Quote, verbatim, all material below, without pictures.

__________

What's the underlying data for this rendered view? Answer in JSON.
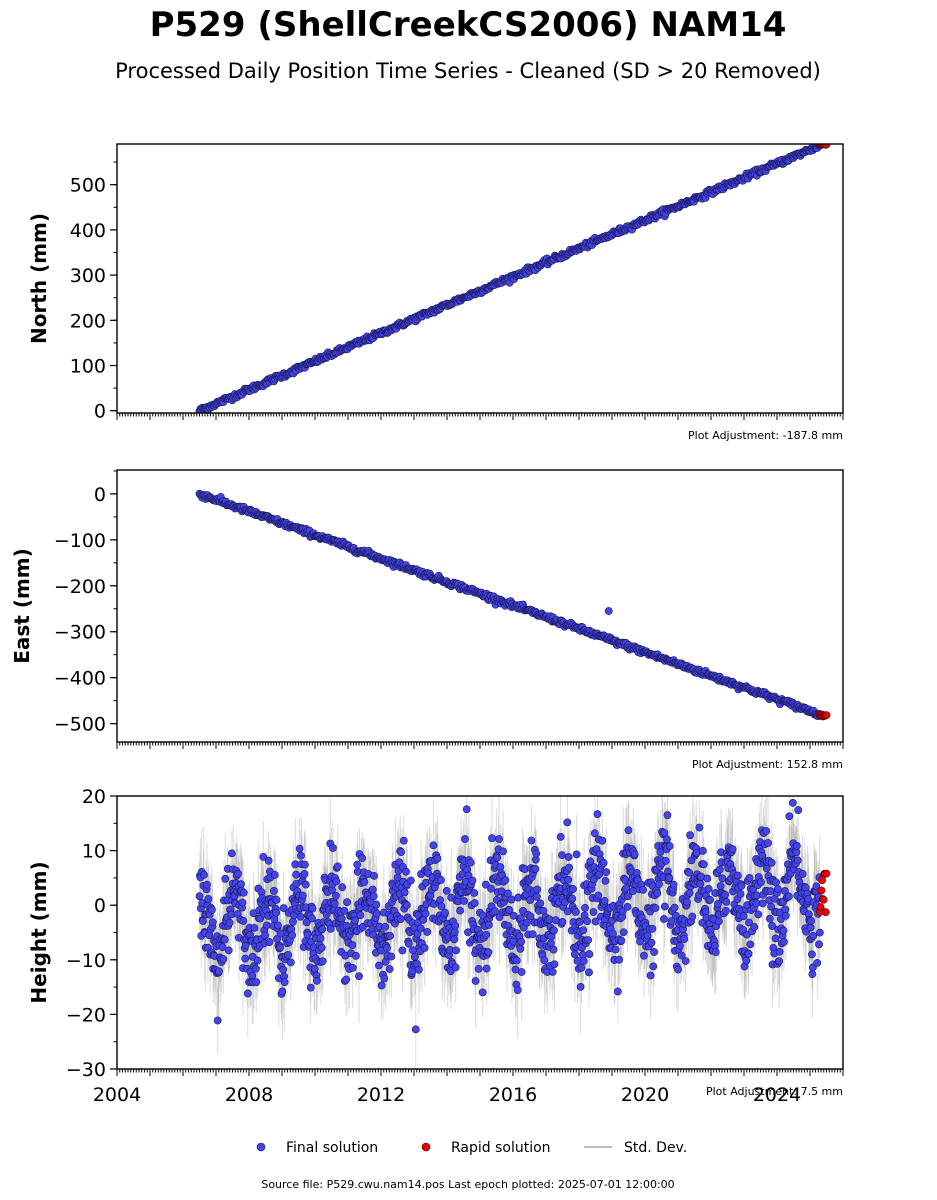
{
  "title": "P529 (ShellCreekCS2006) NAM14",
  "subtitle": "Processed Daily Position Time Series - Cleaned (SD > 20 Removed)",
  "footer": "Source file: P529.cwu.nam14.pos  Last epoch plotted: 2025-07-01 12:00:00",
  "colors": {
    "final": "#4444ee",
    "final_edge": "#1a1a55",
    "rapid": "#ee0000",
    "rapid_edge": "#550000",
    "stddev": "#bbbbbb"
  },
  "legend": {
    "final": "Final solution",
    "rapid": "Rapid solution",
    "stddev": "Std. Dev."
  },
  "chart_data": [
    {
      "type": "scatter",
      "ylabel": "North (mm)",
      "adjustment": "Plot Adjustment: -187.8 mm",
      "xlim": [
        2004,
        2026
      ],
      "ylim": [
        -5,
        590
      ],
      "yticks": [
        0,
        100,
        200,
        300,
        400,
        500
      ],
      "ytick_labels": [
        "0",
        "100",
        "200",
        "300",
        "400",
        "500"
      ],
      "final_series": {
        "start": [
          2006.5,
          0
        ],
        "end": [
          2025.3,
          587
        ],
        "scatter": 3,
        "outliers": []
      },
      "rapid_series": {
        "x_range": [
          2025.3,
          2025.5
        ],
        "y": 589
      }
    },
    {
      "type": "scatter",
      "ylabel": "East (mm)",
      "adjustment": "Plot Adjustment: 152.8 mm",
      "xlim": [
        2004,
        2026
      ],
      "ylim": [
        -540,
        52
      ],
      "yticks": [
        0,
        -100,
        -200,
        -300,
        -400,
        -500
      ],
      "ytick_labels": [
        "0",
        "−100",
        "−200",
        "−300",
        "−400",
        "−500"
      ],
      "final_series": {
        "start": [
          2006.5,
          0
        ],
        "end": [
          2025.3,
          -480
        ],
        "scatter": 3,
        "outliers": [
          [
            2018.9,
            -255
          ]
        ]
      },
      "rapid_series": {
        "x_range": [
          2025.3,
          2025.5
        ],
        "y": -482
      }
    },
    {
      "type": "scatter",
      "ylabel": "Height (mm)",
      "adjustment": "Plot Adjustment: 7.5 mm",
      "xlim": [
        2004,
        2026
      ],
      "ylim": [
        -30,
        20
      ],
      "yticks": [
        20,
        10,
        0,
        -10,
        -20,
        -30
      ],
      "ytick_labels": [
        "20",
        "10",
        "0",
        "−10",
        "−20",
        "−30"
      ],
      "xticks": [
        2004,
        2008,
        2012,
        2016,
        2020,
        2024
      ],
      "xtick_labels": [
        "2004",
        "2008",
        "2012",
        "2016",
        "2020",
        "2024"
      ],
      "final_series": {
        "x_range": [
          2006.5,
          2025.3
        ],
        "mean": -4,
        "seasonal_amplitude": 6,
        "noise": 4
      },
      "rapid_series": {
        "x_range": [
          2025.3,
          2025.5
        ],
        "y_range": [
          -1.5,
          6
        ]
      }
    }
  ]
}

__________

▶ _Output of the task_
What's the underlying data for this rendered view? Answer in JSON.
{
  "title": "P529 (ShellCreekCS2006) NAM14",
  "subtitle": "Processed Daily Position Time Series - Cleaned (SD > 20 Removed)",
  "footer": "Source file: P529.cwu.nam14.pos  Last epoch plotted: 2025-07-01 12:00:00",
  "colors": {
    "final": "#4444ee",
    "final_edge": "#1a1a55",
    "rapid": "#ee0000",
    "rapid_edge": "#550000",
    "stddev": "#bbbbbb"
  },
  "legend": {
    "final": "Final solution",
    "rapid": "Rapid solution",
    "stddev": "Std. Dev."
  },
  "chart_data": [
    {
      "type": "scatter",
      "ylabel": "North (mm)",
      "adjustment": "Plot Adjustment: -187.8 mm",
      "xlim": [
        2004,
        2026
      ],
      "ylim": [
        -5,
        590
      ],
      "yticks": [
        0,
        100,
        200,
        300,
        400,
        500
      ],
      "ytick_labels": [
        "0",
        "100",
        "200",
        "300",
        "400",
        "500"
      ],
      "final_series": {
        "start": [
          2006.5,
          0
        ],
        "end": [
          2025.3,
          587
        ],
        "scatter": 3,
        "outliers": []
      },
      "rapid_series": {
        "x_range": [
          2025.3,
          2025.5
        ],
        "y": 589
      }
    },
    {
      "type": "scatter",
      "ylabel": "East (mm)",
      "adjustment": "Plot Adjustment: 152.8 mm",
      "xlim": [
        2004,
        2026
      ],
      "ylim": [
        -540,
        52
      ],
      "yticks": [
        0,
        -100,
        -200,
        -300,
        -400,
        -500
      ],
      "ytick_labels": [
        "0",
        "−100",
        "−200",
        "−300",
        "−400",
        "−500"
      ],
      "final_series": {
        "start": [
          2006.5,
          0
        ],
        "end": [
          2025.3,
          -480
        ],
        "scatter": 3,
        "outliers": [
          [
            2018.9,
            -255
          ]
        ]
      },
      "rapid_series": {
        "x_range": [
          2025.3,
          2025.5
        ],
        "y": -482
      }
    },
    {
      "type": "scatter",
      "ylabel": "Height (mm)",
      "adjustment": "Plot Adjustment: 7.5 mm",
      "xlim": [
        2004,
        2026
      ],
      "ylim": [
        -30,
        20
      ],
      "yticks": [
        20,
        10,
        0,
        -10,
        -20,
        -30
      ],
      "ytick_labels": [
        "20",
        "10",
        "0",
        "−10",
        "−20",
        "−30"
      ],
      "xticks": [
        2004,
        2008,
        2012,
        2016,
        2020,
        2024
      ],
      "xtick_labels": [
        "2004",
        "2008",
        "2012",
        "2016",
        "2020",
        "2024"
      ],
      "final_series": {
        "x_range": [
          2006.5,
          2025.3
        ],
        "mean": -4,
        "seasonal_amplitude": 6,
        "noise": 4
      },
      "rapid_series": {
        "x_range": [
          2025.3,
          2025.5
        ],
        "y_range": [
          -1.5,
          6
        ]
      }
    }
  ]
}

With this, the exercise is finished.